**Task directions**
Write how many lines in the records below include the string "editors". No other text should be given.
+++ Records shown
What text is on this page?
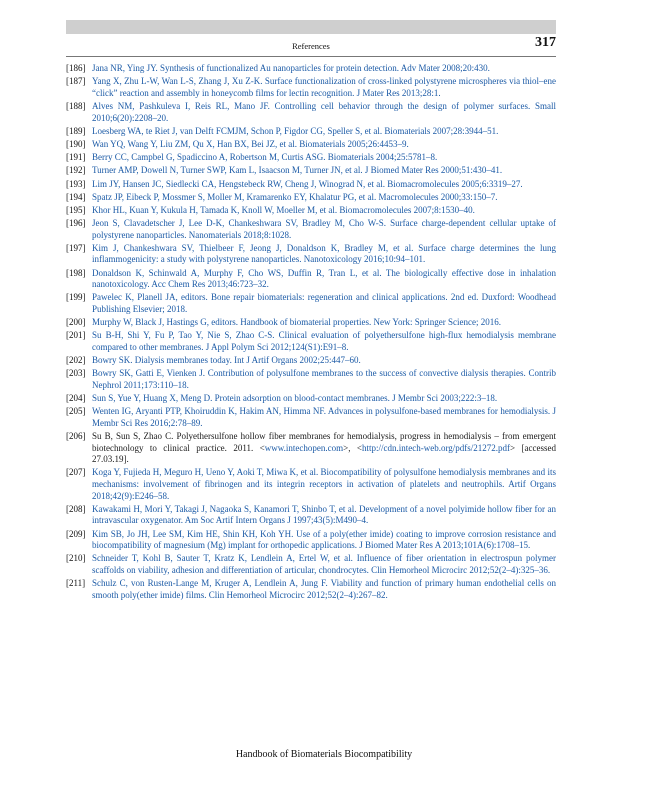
References	317
[186] Jana NR, Ying JY. Synthesis of functionalized Au nanoparticles for protein detection. Adv Mater 2008;20:430.
[187] Yang X, Zhu L-W, Wan L-S, Zhang J, Xu Z-K. Surface functionalization of cross-linked polystyrene microspheres via thiol–ene “click” reaction and assembly in honeycomb films for lectin recognition. J Mater Res 2013;28:1.
[188] Alves NM, Pashkuleva I, Reis RL, Mano JF. Controlling cell behavior through the design of polymer surfaces. Small 2010;6(20):2208–20.
[189] Loesberg WA, te Riet J, van Delft FCMJM, Schon P, Figdor CG, Speller S, et al. Biomaterials 2007;28:3944–51.
[190] Wan YQ, Wang Y, Liu ZM, Qu X, Han BX, Bei JZ, et al. Biomaterials 2005;26:4453–9.
[191] Berry CC, Campbel G, Spadiccino A, Robertson M, Curtis ASG. Biomaterials 2004;25:5781–8.
[192] Turner AMP, Dowell N, Turner SWP, Kam L, Isaacson M, Turner JN, et al. J Biomed Mater Res 2000;51:430–41.
[193] Lim JY, Hansen JC, Siedlecki CA, Hengstebeck RW, Cheng J, Winograd N, et al. Biomacromolecules 2005;6:3319–27.
[194] Spatz JP, Eibeck P, Mossmer S, Moller M, Kramarenko EY, Khalatur PG, et al. Macromolecules 2000;33:150–7.
[195] Khor HL, Kuan Y, Kukula H, Tamada K, Knoll W, Moeller M, et al. Biomacromolecules 2007;8:1530–40.
[196] Jeon S, Clavadetscher J, Lee D-K, Chankeshwara SV, Bradley M, Cho W-S. Surface charge-dependent cellular uptake of polystyrene nanoparticles. Nanomaterials 2018;8:1028.
[197] Kim J, Chankeshwara SV, Thielbeer F, Jeong J, Donaldson K, Bradley M, et al. Surface charge determines the lung inflammogenicity: a study with polystyrene nanoparticles. Nanotoxicology 2016;10:94–101.
[198] Donaldson K, Schinwald A, Murphy F, Cho WS, Duffin R, Tran L, et al. The biologically effective dose in inhalation nanotoxicology. Acc Chem Res 2013;46:723–32.
[199] Pawelec K, Planell JA, editors. Bone repair biomaterials: regeneration and clinical applications. 2nd ed. Duxford: Woodhead Publishing Elsevier; 2018.
[200] Murphy W, Black J, Hastings G, editors. Handbook of biomaterial properties. New York: Springer Science; 2016.
[201] Su B-H, Shi Y, Fu P, Tao Y, Nie S, Zhao C-S. Clinical evaluation of polyethersulfone high-flux hemodialysis membrane compared to other membranes. J Appl Polym Sci 2012;124(S1):E91–8.
[202] Bowry SK. Dialysis membranes today. Int J Artif Organs 2002;25:447–60.
[203] Bowry SK, Gatti E, Vienken J. Contribution of polysulfone membranes to the success of convective dialysis therapies. Contrib Nephrol 2011;173:110–18.
[204] Sun S, Yue Y, Huang X, Meng D. Protein adsorption on blood-contact membranes. J Membr Sci 2003;222:3–18.
[205] Wenten IG, Aryanti PTP, Khoiruddin K, Hakim AN, Himma NF. Advances in polysulfone-based membranes for hemodialysis. J Membr Sci Res 2016;2:78–89.
[206] Su B, Sun S, Zhao C. Polyethersulfone hollow fiber membranes for hemodialysis, progress in hemodialysis – from emergent biotechnology to clinical practice. 2011. <www.intechopen.com>, <http://cdn.intech-web.org/pdfs/21272.pdf> [accessed 27.03.19].
[207] Koga Y, Fujieda H, Meguro H, Ueno Y, Aoki T, Miwa K, et al. Biocompatibility of polysulfone hemodialysis membranes and its mechanisms: involvement of fibrinogen and its integrin receptors in activation of platelets and neutrophils. Artif Organs 2018;42(9):E246–58.
[208] Kawakami H, Mori Y, Takagi J, Nagaoka S, Kanamori T, Shinbo T, et al. Development of a novel polyimide hollow fiber for an intravascular oxygenator. Am Soc Artif Intern Organs J 1997;43(5):M490–4.
[209] Kim SB, Jo JH, Lee SM, Kim HE, Shin KH, Koh YH. Use of a poly(ether imide) coating to improve corrosion resistance and biocompatibility of magnesium (Mg) implant for orthopedic applications. J Biomed Mater Res A 2013;101A(6):1708–15.
[210] Schneider T, Kohl B, Sauter T, Kratz K, Lendlein A, Ertel W, et al. Influence of fiber orientation in electrospun polymer scaffolds on viability, adhesion and differentiation of articular, chondrocytes. Clin Hemorheol Microcirc 2012;52(2–4):325–36.
[211] Schulz C, von Rusten-Lange M, Kruger A, Lendlein A, Jung F. Viability and function of primary human endothelial cells on smooth poly(ether imide) films. Clin Hemorheol Microcirc 2012;52(2–4):267–82.
Handbook of Biomaterials Biocompatibility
++++++
**Response to this task**
2